* **The problem**
Switch "юбку" to "изделие" in the entries between the lines holding "paragraph: 4. Сметывают" and "paragraph: 4. Отметить", inclusive, and write out only those entries again with nothing else changed.

━━━

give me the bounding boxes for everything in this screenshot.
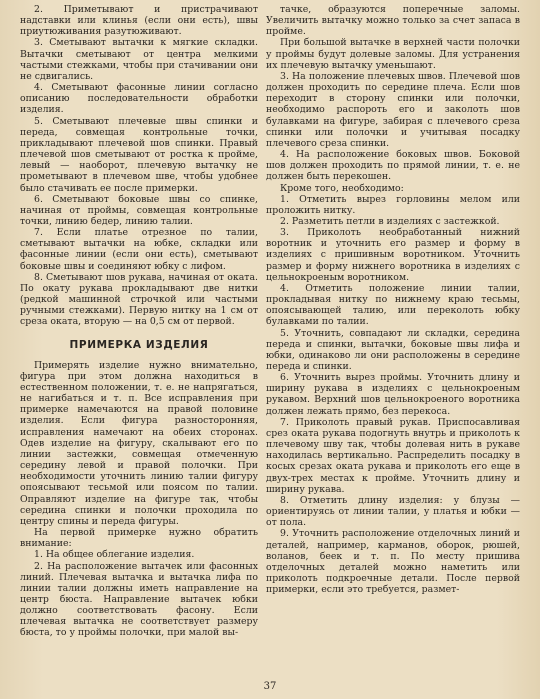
paragraph: 4. Сметывают фасонные линии согласно описанию последовательности обработки изделия. — [20, 82, 258, 116]
paragraph: 2. Разметить петли в изделиях с застежкой. — [280, 215, 500, 227]
paragraph: Кроме того, необходимо: — [280, 182, 404, 194]
paragraph: 7. Если платье отрезное по талии, сметывают вытачки на юбке, складки или фасонные линии (если они есть), сметывают боковые швы и соединяют юбку с лифом. — [20, 227, 258, 272]
paragraph: 4. Отметить положение линии талии, прокладывая нитку по нижнему краю тесьмы, опоясывающей талию, или переколоть юбку булавками по талии. — [266, 282, 520, 328]
page-number: 37 — [263, 681, 277, 692]
paragraph: 8. Отметить длину изделия: у блузы — ориентируясь от линии талии, у платья и юбки — от пола. — [266, 494, 520, 529]
paragraph: 6. Уточнить вырез проймы. Уточнить длину и ширину рукава в изделиях с цельнокроеным рукавом. Верхний шов цельнокроеного воротника должен лежать прямо, без перекоса. — [266, 372, 520, 417]
paragraph: 5. Уточнить, совпадают ли складки, середина переда и спинки, вытачки, боковые швы лифа и юбки, одинаково ли они расположены в середине переда и спинки. — [266, 327, 520, 372]
paragraph: 3. Сметывают вытачки к мягкие складки. Вытачки сметывают от центра мелкими частыми стежками, чтобы при стачивании они не сдвигались. — [20, 37, 258, 82]
paragraph: 3. На положение плечевых швов. Плечевой шов должен проходить по середине плеча. Если шов переходит в сторону спинки или полочки, необходимо распороть его и заколоть шов булавками на фигуре, забирая с плечевого среза спинки или полочки и учитывая посадку плечевого среза спинки. — [266, 70, 520, 149]
paragraph: 2. Приметывают и пристрачивают надставки или клинья (если они есть), швы приутюживания разутюживают. — [20, 4, 258, 38]
paragraph: 2. На расположение вытачек или фасонных линий. Плечевая вытачка и вытачка лифа по линии талии должны иметь направление на центр бюста. Направление вытачек юбки должно соответствовать фасону. Если плечевая вытачка не соответствует размеру бюста, то у проймы полочки, при малой вы- — [20, 560, 258, 639]
right-column — [266, 4, 520, 595]
section-heading: ПРИМЕРКА ИЗДЕЛИЯ — [69, 338, 209, 351]
paragraph: На первой примерке нужно обратить внимание: — [20, 527, 258, 550]
paragraph: тачке, образуются поперечные заломы. Увеличить вытачку можно только за счет запаса в пройме. — [266, 4, 520, 38]
paragraph: При большой вытачке в верхней части полочки у проймы будут долевые заломы. Для устранения их плечевую вытачку уменьшают. — [266, 37, 520, 71]
paragraph: Примерять изделие нужно внимательно, фигура при этом должна находиться в естественном положении, т. е. не напрягаться, не нагибаться и т. п. Все исправления при примерке намечаются на правой половине изделия. Если фигура разносторонняя, исправления намечают на обеих сторонах. Одев изделие на фигуру, скалывают его по линии застежки, совмещая отмеченную середину левой и правой полочки. При необходимости уточнить линию талии фигуру опоясывают тесьмой или поясом по талии. Оправляют изделие на фигуре так, чтобы середина спинки и полочки проходила по центру спины и переда фигуры. — [20, 359, 258, 527]
paragraph: 5. Сметывают плечевые швы спинки и переда, совмещая контрольные точки, прикладывают плечевой шов спинки. Правый плечевой шов сметывают от ростка к пройме, левый — наоборот, плечевую вытачку не прометывают в плечевом шве, чтобы удобнее было стачивать ее после примерки. — [20, 115, 258, 194]
paragraph: 3. Приколоть необработанный нижний воротник и уточнить его размер и форму в изделиях с пришивным воротником. Уточнить размер и форму нижнего воротника в изделиях с цельнокроеным воротником. — [266, 227, 520, 283]
paragraph: 7. Приколоть правый рукав. Приспосавливая срез оката рукава подогнуть внутрь и приколоть к плечевому шву так, чтобы долевая нить в рукаве находилась вертикально. Распределить посадку в косых срезах оката рукава и приколоть его еще в двух-трех местах к пройме. Уточнить длину и ширину рукава. — [266, 416, 520, 495]
paragraph: 1. На общее облегание изделия. — [34, 549, 195, 561]
paragraph: 8. Сметывают шов рукава, начиная от оката. По окату рукава прокладывают две нитки (редкой машинной строчкой или частыми ручными стежками). Первую нитку на 1 см от среза оката, вторую — на 0,5 см от первой. — [20, 271, 258, 328]
paragraph: 6. Сметывают боковые швы со спинке, начиная от проймы, совмещая контрольные точки, линию бедер, линию талии. — [20, 193, 258, 227]
paragraph: 9. Уточнить расположение отделочных линий и деталей, например, карманов, оборок, рюшей, воланов, беек и т. п. По месту пришива отделочных деталей можно наметить или приколоть подкроечные детали. После первой примерки, если это требуется, размет- — [266, 528, 520, 596]
paragraph: 1. Отметить вырез горловины мелом или проложить нитку. — [266, 193, 520, 216]
left-column — [20, 4, 258, 639]
paragraph: 4. На расположение боковых швов. Боковой шов должен проходить по прямой линии, т. е. не должен быть перекошен. — [266, 149, 520, 183]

━━━

* **Written answer**
paragraph: 4. Сметывают фасонные линии согласно описанию последовательности обработки изделия. — [20, 82, 258, 116]
paragraph: 2. Разметить петли в изделиях с застежкой. — [280, 215, 500, 227]
paragraph: Кроме того, необходимо: — [280, 182, 404, 194]
paragraph: 7. Если платье отрезное по талии, сметывают вытачки на юбке, складки или фасонные линии (если они есть), сметывают боковые швы и соединяют изделие с лифом. — [20, 227, 258, 272]
paragraph: 4. Отметить положение линии талии, прокладывая нитку по нижнему краю тесьмы, опоясывающей талию, или переколоть изделие булавками по талии. — [266, 282, 520, 328]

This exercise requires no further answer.